[START]

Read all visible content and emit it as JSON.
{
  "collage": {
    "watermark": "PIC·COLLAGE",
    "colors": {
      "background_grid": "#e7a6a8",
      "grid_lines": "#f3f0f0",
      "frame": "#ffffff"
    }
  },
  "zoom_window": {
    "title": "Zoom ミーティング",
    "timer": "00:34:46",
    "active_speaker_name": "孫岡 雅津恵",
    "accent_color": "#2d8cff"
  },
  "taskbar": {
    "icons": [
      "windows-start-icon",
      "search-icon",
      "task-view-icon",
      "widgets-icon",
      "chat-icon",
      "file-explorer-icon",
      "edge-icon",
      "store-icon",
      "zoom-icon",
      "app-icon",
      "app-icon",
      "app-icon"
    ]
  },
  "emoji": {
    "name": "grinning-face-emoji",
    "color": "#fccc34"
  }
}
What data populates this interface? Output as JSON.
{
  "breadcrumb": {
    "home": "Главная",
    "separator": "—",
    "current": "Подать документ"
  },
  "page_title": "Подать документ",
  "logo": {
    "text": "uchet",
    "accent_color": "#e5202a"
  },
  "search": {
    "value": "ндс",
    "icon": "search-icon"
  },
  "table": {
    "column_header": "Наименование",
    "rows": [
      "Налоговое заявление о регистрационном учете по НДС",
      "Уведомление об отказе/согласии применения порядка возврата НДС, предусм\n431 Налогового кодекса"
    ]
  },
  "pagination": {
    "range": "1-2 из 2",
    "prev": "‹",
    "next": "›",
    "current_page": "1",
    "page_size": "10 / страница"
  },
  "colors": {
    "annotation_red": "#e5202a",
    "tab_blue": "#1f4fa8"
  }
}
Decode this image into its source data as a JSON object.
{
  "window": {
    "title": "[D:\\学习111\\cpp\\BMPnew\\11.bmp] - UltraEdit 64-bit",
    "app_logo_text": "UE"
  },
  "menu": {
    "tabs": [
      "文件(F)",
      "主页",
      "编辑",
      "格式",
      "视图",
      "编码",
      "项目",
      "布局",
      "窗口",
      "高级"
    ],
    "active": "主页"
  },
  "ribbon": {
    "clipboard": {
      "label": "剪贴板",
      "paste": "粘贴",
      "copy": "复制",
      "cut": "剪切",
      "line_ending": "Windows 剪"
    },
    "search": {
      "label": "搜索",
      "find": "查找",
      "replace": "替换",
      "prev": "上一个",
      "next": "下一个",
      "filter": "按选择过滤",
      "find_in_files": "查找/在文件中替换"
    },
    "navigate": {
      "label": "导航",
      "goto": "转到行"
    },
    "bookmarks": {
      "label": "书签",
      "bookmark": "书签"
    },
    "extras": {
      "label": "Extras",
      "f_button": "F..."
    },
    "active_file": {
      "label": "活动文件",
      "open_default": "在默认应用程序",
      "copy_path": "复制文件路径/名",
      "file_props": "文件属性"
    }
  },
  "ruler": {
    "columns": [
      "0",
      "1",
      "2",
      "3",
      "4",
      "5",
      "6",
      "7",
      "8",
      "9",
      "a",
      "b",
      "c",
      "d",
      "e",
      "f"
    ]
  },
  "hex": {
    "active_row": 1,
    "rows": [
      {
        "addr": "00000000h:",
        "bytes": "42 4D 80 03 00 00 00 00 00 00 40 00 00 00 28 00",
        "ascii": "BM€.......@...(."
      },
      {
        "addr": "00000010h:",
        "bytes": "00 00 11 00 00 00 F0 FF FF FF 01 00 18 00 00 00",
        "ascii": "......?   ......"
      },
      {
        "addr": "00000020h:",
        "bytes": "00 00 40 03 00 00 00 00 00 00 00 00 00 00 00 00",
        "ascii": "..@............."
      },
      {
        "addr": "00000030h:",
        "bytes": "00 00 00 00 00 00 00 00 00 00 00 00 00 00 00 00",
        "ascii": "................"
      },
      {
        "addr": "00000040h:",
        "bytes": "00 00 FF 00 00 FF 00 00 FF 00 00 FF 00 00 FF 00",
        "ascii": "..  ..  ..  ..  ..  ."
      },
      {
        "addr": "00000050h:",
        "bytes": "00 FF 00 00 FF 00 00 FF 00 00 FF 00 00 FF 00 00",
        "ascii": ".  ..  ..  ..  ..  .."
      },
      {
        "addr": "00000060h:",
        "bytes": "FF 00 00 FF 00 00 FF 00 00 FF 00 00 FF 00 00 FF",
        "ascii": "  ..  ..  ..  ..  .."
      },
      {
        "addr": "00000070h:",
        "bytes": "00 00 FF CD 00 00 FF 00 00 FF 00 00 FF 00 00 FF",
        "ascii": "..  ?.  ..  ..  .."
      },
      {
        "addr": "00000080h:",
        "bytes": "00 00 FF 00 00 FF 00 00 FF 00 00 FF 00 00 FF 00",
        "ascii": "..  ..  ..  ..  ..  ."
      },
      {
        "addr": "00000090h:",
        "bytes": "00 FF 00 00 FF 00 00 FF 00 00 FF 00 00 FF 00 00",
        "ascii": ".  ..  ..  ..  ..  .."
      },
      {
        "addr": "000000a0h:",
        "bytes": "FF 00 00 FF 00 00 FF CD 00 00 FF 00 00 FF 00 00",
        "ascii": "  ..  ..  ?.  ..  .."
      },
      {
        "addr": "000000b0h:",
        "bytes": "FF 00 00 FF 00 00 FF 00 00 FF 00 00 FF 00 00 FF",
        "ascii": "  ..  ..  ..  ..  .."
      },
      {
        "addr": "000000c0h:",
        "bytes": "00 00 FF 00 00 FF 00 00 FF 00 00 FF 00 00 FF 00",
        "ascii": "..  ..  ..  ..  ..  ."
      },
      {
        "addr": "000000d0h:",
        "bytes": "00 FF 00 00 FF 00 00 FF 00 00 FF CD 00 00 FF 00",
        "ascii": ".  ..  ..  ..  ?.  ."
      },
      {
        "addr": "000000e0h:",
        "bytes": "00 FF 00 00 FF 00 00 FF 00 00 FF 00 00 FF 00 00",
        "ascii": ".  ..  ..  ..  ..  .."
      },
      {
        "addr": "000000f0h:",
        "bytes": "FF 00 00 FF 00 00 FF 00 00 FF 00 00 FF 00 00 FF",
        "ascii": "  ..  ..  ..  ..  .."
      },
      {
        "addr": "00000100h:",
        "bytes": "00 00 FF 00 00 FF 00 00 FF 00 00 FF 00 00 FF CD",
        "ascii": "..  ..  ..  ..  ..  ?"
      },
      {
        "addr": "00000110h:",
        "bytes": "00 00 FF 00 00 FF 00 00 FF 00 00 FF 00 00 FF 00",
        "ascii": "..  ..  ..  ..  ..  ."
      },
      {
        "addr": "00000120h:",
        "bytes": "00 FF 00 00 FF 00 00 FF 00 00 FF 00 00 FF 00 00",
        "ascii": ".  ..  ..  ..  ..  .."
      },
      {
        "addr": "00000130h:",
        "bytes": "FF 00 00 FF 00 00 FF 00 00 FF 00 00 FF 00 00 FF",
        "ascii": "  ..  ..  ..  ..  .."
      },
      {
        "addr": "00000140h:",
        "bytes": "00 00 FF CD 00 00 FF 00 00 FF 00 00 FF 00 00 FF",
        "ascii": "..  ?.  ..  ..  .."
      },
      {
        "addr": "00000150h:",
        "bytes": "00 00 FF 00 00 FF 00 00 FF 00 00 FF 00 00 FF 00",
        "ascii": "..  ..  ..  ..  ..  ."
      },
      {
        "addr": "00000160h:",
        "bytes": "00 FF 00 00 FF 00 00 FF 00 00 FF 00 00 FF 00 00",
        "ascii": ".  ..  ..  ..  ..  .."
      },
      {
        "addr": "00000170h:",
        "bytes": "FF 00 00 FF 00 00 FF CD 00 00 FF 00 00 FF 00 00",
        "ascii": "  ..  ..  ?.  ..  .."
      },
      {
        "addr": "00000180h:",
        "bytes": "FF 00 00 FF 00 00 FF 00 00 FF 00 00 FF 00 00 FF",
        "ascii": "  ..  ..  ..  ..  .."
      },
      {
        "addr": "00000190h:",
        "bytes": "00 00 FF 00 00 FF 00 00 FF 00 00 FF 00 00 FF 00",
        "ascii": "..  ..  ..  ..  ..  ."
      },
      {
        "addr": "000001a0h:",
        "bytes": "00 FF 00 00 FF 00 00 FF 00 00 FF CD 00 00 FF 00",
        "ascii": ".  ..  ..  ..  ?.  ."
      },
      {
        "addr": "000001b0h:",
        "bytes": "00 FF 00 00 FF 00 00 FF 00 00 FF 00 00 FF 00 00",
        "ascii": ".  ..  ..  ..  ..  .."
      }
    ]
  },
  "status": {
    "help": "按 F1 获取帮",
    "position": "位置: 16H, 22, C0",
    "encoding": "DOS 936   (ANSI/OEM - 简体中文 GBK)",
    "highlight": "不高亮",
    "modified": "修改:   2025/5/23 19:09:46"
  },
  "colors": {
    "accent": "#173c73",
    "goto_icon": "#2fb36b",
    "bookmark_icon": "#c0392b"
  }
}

[END]

Task prompt »
Look for the word "документ" and return every line where it occurs.

Reply »
    "current": "Подать документ"
  "page_title": "Подать документ",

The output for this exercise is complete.